--- Excerpted text Enclosed Below ---

In attendance of these East Los Angeles demonstrations, Las Adelitas de Aztlán, led by Gloria Arellanes, seen to be the first instance of a Chicana group protesting in their own right. The women marched in the second moratorium, the "March in the Rain" of February 28, 1970 brandishing white crosses of Chicano men from L.A. that had been killed in the war, Arellanes toting a cross with the name of her own cousin, Jimmy Vásquez.

=== Chicano Moratorium march of August 29, 1970 ===
In preparation for what came to be the largest march by the Chicano Moratorium, with between 20,000 and 30,000 participants, Arellanes enjoyed her heavy involvement in its planning. On the Moratorium Committee Arellanes would handle clerical work like taking phone calls and also outreach in the North California Bay Area region. She traveled to the Bay Area to motivate Northern Californian Chicanos to participate in the Moratorium and to community centers in East L.A. to hand out flyers. In her tasks of managing attendance, Arellanes connected thousands of out-of-state attendees with housing accommodations for the moratorium.

The march of August 29, 1970, in the chaos that ensued with the police intervention, resulted in arrests and deaths that drove Arellanes away from participating in the moratorium. After having an experience as a target of a tear gas canister, Arellanes fled from the stage of the demonstration and went back to the Brown Beret Office. This event marked the end of Arellanes' involvement with the Moratorium Committee and the Chicano Movement altogether.

== La Clínica Familiar del Barrio ==
Gloria Arellanes found a passion for helping those in her community through the Barrio Free Clinic in her time as a Brown Beret and opened another clinic after her departure from the Chicanx organizations with former female Brown Berets and Adelitas de Aztlán. La Clínica Familiar del Barrio opened on Atlantic Boulevard on March 15, 1971. The clinic was coordinated by Arellanes and supplied free medical services to the community, as the Brown Berets' Barrio Free Clinic shut down after the withdrawal of the Chicana women from the Brown Berets. The success of the clinic gladdened Arellanes, though she would resign from the clinic in 1972 in response to the "pressure from some board members" of the clinic. La Clínica Familiar del Barrio continues to service the East Los Angeles community as AltaMed.

== Tongva rights activism ==
Arellanes' focus shifted to the civil rights activism of the Native American people. Her knowledge in coordinating the free clinics in East L.A. aided her role as a community health advocate as well as a speaker on Tongva issues.

== Personal life ==
Arellanes lived in El Monte, California, and had two sons and a grandson.

--- End of Enclosed Excerpted text ---

Exercise 1: In the text about Gloria Arellanes, on what date did La Clínica Familiar del Barrio open?
Exercise 2: From the text about Gloria Arellanes, copy word for word everything from "The march of" down to "Chicano Movement altogether.".
The lines that follow have nothing to do with the text about Gloria Arellanes.

--- Recorded information Enclosed Below ---

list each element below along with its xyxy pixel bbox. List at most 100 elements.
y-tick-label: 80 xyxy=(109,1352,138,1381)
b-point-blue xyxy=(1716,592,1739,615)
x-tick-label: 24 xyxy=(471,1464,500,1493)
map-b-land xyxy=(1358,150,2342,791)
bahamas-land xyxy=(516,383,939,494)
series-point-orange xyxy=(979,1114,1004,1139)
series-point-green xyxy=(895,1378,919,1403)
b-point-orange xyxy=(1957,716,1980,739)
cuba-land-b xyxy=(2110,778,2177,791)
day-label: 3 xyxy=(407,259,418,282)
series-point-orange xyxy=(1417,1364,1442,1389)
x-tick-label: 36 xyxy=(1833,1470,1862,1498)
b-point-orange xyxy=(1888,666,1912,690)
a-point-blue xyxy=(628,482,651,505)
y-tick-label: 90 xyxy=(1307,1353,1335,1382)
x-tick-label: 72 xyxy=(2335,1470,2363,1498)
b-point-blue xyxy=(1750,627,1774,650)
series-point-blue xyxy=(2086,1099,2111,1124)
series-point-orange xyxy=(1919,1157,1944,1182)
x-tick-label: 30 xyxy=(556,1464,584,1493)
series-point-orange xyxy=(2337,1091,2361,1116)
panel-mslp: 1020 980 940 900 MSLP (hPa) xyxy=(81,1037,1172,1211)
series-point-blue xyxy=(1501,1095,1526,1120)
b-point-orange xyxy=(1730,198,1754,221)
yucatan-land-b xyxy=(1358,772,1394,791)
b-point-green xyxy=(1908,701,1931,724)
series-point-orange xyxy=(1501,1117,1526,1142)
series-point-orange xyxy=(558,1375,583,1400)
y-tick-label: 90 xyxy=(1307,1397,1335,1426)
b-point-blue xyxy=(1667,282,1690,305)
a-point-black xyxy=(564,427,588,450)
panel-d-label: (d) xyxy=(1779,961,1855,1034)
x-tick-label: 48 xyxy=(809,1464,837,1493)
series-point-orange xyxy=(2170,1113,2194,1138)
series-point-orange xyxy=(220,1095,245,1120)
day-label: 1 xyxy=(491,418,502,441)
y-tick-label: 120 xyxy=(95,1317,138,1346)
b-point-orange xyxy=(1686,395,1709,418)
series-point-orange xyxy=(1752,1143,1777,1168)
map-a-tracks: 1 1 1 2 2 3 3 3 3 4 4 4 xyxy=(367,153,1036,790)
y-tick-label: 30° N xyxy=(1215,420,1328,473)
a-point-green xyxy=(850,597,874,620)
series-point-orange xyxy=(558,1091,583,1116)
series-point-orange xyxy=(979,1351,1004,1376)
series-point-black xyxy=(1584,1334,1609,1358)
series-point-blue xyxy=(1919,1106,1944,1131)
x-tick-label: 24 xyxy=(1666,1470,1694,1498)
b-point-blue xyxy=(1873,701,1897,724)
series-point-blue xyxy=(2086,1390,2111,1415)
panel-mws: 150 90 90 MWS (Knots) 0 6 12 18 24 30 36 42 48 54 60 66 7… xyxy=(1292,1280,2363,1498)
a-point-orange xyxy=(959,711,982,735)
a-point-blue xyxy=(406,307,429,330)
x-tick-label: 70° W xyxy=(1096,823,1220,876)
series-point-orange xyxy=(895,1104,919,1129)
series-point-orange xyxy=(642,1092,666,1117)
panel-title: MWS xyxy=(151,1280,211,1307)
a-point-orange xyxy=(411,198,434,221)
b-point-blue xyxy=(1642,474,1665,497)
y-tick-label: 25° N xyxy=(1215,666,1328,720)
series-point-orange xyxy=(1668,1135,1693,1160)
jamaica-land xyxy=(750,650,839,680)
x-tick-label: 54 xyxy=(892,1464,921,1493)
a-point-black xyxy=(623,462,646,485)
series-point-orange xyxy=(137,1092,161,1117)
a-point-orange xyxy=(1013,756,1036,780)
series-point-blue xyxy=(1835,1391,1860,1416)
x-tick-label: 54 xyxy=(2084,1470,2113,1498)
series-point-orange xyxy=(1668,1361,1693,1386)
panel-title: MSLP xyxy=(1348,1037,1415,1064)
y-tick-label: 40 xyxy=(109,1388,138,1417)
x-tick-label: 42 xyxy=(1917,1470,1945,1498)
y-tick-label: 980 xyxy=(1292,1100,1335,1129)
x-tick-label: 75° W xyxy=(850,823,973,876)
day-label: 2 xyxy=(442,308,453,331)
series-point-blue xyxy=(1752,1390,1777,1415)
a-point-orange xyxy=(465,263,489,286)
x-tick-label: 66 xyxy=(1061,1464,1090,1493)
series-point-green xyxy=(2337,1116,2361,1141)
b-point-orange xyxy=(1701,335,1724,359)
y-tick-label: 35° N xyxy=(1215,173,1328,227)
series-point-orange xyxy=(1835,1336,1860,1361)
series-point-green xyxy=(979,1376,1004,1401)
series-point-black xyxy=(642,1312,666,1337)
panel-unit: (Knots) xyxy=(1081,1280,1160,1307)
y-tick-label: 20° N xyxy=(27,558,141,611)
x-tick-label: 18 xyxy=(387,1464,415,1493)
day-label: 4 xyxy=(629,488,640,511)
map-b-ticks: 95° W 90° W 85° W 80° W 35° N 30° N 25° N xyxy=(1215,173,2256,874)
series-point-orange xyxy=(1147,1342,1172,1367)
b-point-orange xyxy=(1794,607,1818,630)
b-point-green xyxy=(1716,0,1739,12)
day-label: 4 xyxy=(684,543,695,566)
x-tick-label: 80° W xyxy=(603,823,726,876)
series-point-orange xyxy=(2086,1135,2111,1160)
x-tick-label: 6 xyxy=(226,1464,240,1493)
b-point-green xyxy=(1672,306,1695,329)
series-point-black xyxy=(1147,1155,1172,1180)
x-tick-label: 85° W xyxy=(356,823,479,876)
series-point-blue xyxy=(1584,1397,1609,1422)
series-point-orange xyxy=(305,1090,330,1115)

--- End of Enclosed Recorded information ---

Task output 1: March 15, 1971

Task output 2:
The march of August 29, 1970, in the chaos that ensued with the police intervention, resulted in arrests and deaths that drove Arellanes away from participating in the moratorium. After having an experience as a target of a tear gas canister, Arellanes fled from the stage of the demonstration and went back to the Brown Beret Office. This event marked the end of Arellanes' involvement with the Moratorium Committee and the Chicano Movement altogether.